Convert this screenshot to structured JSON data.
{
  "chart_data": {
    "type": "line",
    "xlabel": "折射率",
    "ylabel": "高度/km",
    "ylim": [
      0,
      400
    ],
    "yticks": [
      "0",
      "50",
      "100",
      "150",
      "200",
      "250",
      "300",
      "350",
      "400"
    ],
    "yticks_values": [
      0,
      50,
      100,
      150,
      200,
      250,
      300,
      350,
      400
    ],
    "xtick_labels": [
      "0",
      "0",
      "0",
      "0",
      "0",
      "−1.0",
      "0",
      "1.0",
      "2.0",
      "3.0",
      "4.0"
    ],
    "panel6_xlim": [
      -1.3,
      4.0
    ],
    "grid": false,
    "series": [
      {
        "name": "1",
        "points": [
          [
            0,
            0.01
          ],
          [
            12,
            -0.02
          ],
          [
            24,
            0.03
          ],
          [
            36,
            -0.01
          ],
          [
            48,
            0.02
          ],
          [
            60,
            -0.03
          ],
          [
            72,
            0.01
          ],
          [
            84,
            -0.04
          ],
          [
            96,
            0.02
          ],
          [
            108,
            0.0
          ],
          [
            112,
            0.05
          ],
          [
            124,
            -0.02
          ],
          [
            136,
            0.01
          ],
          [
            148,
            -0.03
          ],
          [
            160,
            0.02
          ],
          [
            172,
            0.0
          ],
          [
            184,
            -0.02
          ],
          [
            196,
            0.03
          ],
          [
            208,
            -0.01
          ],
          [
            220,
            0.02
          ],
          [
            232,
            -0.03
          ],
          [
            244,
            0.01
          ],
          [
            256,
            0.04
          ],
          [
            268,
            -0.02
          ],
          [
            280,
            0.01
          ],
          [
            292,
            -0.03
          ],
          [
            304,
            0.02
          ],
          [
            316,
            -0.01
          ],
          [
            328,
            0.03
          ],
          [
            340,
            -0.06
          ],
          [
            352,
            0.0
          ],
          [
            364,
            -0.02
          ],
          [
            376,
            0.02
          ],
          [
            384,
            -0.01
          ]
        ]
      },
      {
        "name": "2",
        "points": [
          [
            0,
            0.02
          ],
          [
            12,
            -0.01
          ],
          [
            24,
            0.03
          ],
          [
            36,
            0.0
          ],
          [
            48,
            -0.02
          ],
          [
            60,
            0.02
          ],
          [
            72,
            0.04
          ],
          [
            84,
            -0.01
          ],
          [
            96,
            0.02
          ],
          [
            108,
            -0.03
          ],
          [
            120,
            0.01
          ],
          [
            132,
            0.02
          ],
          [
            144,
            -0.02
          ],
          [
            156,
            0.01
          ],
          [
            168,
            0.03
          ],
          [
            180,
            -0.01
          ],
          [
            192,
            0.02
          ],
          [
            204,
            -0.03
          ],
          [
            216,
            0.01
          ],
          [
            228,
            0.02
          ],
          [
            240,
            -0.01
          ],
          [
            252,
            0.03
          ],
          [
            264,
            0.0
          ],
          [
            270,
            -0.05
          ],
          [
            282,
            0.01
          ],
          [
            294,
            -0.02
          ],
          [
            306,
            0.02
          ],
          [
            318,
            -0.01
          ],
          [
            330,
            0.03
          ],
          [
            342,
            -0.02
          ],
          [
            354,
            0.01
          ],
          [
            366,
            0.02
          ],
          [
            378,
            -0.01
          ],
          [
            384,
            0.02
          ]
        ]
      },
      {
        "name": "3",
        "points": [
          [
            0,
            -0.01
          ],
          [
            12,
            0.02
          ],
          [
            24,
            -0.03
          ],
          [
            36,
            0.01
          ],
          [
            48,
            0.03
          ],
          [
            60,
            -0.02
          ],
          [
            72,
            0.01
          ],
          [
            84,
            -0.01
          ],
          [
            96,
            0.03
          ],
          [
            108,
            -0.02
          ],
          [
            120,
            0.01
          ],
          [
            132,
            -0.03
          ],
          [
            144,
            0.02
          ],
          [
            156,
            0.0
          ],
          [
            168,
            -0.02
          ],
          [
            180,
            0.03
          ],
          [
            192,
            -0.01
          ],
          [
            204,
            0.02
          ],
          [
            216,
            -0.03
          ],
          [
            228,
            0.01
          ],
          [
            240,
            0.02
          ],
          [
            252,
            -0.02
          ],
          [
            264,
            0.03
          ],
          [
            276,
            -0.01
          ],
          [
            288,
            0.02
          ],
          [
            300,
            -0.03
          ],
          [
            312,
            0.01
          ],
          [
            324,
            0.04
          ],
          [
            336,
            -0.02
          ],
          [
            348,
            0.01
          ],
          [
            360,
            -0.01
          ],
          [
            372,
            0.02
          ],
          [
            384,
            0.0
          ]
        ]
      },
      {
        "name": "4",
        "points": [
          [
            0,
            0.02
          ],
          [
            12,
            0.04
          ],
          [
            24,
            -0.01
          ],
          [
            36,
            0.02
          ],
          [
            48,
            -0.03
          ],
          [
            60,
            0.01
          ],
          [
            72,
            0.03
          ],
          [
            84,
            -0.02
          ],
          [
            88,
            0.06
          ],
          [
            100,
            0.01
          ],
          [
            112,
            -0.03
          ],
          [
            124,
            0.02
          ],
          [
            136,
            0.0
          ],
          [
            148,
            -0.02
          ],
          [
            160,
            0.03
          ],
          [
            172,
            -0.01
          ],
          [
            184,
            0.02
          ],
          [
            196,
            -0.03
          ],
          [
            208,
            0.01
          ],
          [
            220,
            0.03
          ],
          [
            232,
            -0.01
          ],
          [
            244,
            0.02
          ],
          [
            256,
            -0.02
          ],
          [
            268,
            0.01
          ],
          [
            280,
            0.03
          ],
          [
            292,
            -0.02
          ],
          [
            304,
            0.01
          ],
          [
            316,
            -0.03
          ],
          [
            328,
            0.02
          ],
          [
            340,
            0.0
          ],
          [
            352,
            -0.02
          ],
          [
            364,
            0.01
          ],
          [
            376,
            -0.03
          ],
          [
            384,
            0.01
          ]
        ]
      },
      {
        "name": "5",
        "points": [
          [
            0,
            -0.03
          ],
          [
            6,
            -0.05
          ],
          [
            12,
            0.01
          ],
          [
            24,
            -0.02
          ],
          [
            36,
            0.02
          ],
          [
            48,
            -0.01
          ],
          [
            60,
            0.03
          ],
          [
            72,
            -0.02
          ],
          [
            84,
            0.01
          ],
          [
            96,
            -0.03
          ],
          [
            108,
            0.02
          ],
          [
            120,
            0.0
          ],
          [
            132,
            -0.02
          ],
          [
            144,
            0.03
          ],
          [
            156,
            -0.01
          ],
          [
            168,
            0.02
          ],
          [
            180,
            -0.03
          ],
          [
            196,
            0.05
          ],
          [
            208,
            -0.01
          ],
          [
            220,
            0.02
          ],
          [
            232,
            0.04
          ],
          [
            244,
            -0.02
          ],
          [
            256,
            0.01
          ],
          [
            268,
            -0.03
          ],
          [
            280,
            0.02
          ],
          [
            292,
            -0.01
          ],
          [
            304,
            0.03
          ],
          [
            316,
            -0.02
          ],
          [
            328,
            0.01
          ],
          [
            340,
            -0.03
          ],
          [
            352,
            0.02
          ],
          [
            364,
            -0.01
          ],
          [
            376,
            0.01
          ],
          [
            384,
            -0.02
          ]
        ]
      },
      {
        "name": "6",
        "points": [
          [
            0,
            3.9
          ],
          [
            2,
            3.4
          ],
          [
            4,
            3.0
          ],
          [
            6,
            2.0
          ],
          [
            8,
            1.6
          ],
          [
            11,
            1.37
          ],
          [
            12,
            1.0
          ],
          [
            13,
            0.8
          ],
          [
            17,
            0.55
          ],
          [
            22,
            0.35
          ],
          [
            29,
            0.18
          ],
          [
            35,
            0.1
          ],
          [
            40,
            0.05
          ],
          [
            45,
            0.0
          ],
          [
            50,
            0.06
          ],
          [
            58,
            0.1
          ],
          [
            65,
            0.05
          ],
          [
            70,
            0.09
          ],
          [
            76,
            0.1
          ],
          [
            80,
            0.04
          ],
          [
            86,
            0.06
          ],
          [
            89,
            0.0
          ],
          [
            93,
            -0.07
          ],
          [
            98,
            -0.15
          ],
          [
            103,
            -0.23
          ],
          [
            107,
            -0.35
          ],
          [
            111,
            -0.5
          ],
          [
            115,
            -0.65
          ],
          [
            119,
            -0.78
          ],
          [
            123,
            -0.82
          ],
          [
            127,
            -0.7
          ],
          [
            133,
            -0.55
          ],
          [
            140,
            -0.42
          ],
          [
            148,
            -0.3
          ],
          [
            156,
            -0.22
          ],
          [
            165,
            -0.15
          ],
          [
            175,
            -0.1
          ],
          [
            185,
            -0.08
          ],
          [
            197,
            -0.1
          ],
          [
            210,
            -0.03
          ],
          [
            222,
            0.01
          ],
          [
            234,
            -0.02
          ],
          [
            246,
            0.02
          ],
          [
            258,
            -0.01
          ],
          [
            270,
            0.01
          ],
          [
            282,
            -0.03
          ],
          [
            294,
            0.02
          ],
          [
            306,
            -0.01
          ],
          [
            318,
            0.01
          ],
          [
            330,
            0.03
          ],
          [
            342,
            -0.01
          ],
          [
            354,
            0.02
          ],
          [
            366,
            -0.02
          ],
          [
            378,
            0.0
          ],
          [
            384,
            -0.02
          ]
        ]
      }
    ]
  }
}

☆ ☆ ☆ ☆ ☆

_Your goal_
Using the listing, copy every line where the word "name" shows up.

_The solution_
        "name": "1",
        "name": "2",
        "name": "3",
        "name": "4",
        "name": "5",
        "name": "6",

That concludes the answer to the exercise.